**SHORT TASK:** From the listing below, pull each line that includes "Will".

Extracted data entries
====================

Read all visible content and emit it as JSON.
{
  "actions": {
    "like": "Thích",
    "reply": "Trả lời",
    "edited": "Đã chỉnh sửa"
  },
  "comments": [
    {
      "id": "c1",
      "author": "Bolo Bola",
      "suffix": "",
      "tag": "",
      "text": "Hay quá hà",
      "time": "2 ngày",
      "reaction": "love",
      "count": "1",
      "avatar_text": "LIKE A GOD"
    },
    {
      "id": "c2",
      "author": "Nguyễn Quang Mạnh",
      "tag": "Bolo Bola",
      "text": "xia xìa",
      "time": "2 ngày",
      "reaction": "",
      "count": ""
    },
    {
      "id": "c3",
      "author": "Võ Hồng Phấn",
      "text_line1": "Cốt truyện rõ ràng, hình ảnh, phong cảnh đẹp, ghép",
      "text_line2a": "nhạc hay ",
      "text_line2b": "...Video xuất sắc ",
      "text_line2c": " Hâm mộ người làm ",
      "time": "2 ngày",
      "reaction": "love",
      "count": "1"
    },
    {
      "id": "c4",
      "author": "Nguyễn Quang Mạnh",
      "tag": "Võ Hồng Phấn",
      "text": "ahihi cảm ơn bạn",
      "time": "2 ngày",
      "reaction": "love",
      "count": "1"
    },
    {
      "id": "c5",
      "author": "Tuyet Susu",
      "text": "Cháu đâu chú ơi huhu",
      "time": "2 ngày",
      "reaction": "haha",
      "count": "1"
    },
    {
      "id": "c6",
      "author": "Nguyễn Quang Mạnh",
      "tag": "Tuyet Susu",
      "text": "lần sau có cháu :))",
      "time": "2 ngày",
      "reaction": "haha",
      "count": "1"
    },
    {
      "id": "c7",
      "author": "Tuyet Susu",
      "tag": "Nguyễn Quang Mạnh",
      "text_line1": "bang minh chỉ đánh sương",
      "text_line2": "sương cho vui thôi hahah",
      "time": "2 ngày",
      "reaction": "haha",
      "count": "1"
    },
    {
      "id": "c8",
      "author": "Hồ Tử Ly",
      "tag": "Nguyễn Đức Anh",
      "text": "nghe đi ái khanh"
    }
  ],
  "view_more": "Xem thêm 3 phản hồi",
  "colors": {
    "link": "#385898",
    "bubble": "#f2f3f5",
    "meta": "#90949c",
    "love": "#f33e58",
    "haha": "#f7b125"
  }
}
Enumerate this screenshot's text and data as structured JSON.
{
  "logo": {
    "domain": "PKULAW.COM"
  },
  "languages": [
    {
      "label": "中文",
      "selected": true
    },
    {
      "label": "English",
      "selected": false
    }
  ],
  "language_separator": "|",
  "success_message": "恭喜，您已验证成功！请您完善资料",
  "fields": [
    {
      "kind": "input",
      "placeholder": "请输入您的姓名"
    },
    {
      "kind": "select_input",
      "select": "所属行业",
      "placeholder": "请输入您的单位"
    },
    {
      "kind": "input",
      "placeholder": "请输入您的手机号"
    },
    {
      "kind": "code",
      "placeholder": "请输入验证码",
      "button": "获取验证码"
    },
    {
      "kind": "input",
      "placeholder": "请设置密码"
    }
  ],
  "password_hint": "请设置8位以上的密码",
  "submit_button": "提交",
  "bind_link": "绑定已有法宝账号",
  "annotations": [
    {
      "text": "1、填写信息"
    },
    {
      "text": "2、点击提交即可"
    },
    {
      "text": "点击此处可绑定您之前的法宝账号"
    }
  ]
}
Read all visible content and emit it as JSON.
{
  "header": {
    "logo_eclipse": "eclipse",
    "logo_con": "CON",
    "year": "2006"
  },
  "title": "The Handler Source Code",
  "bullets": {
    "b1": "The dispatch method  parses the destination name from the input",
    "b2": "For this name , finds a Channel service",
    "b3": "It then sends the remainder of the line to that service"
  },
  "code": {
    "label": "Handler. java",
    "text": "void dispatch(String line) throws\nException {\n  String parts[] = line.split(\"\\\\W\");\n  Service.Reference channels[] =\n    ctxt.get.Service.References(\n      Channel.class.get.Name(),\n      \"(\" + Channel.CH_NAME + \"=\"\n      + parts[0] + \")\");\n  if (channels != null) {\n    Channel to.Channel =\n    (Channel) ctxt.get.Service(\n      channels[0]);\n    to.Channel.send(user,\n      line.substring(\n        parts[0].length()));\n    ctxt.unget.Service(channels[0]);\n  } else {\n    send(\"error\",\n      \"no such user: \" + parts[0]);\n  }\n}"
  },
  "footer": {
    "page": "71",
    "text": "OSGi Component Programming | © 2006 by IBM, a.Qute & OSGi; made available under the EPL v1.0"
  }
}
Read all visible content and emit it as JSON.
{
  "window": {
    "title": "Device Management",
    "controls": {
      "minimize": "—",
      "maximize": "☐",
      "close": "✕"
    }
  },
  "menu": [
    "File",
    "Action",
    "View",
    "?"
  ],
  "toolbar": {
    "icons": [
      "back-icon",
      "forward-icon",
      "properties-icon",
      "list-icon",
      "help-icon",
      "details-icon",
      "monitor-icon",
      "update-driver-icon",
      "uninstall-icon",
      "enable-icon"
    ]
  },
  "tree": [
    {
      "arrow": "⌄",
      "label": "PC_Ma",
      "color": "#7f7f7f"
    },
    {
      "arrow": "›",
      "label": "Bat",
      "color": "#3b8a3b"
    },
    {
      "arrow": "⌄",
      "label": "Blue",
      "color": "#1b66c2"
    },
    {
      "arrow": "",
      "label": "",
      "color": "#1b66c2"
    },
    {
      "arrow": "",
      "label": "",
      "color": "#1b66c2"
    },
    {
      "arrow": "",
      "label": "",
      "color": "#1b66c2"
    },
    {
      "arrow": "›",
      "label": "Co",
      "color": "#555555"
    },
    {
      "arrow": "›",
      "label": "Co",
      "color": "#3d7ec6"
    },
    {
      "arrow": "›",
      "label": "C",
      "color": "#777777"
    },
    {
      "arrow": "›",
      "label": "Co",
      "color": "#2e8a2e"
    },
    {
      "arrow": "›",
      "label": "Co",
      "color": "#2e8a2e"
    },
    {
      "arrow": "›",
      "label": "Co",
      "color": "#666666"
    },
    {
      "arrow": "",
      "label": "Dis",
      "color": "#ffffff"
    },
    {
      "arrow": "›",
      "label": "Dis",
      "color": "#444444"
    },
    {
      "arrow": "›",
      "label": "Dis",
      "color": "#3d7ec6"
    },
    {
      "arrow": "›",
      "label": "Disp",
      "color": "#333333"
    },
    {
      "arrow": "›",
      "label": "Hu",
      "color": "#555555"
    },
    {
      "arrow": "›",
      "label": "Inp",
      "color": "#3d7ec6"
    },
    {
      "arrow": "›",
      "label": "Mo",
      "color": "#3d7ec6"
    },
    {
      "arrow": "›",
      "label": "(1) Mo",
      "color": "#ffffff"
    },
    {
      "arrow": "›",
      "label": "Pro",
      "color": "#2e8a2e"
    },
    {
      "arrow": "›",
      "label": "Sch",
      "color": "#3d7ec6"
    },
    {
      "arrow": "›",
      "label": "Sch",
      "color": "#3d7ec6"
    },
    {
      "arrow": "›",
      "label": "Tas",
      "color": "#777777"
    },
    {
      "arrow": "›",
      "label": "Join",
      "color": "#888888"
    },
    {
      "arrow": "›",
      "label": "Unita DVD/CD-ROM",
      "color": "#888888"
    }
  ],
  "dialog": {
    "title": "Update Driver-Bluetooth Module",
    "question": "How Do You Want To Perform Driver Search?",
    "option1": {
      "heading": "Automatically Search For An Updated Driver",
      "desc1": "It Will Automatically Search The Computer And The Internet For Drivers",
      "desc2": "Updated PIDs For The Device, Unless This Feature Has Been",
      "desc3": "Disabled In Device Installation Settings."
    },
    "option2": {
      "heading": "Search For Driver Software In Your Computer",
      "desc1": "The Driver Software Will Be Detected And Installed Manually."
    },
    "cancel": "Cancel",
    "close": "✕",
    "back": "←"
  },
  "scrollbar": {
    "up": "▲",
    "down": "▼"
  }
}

====================

**COMPLETED TASK:**
      "desc1": "It Will Automatically Search The Computer And The Internet For Drivers",
      "desc1": "The Driver Software Will Be Detected And Installed Manually."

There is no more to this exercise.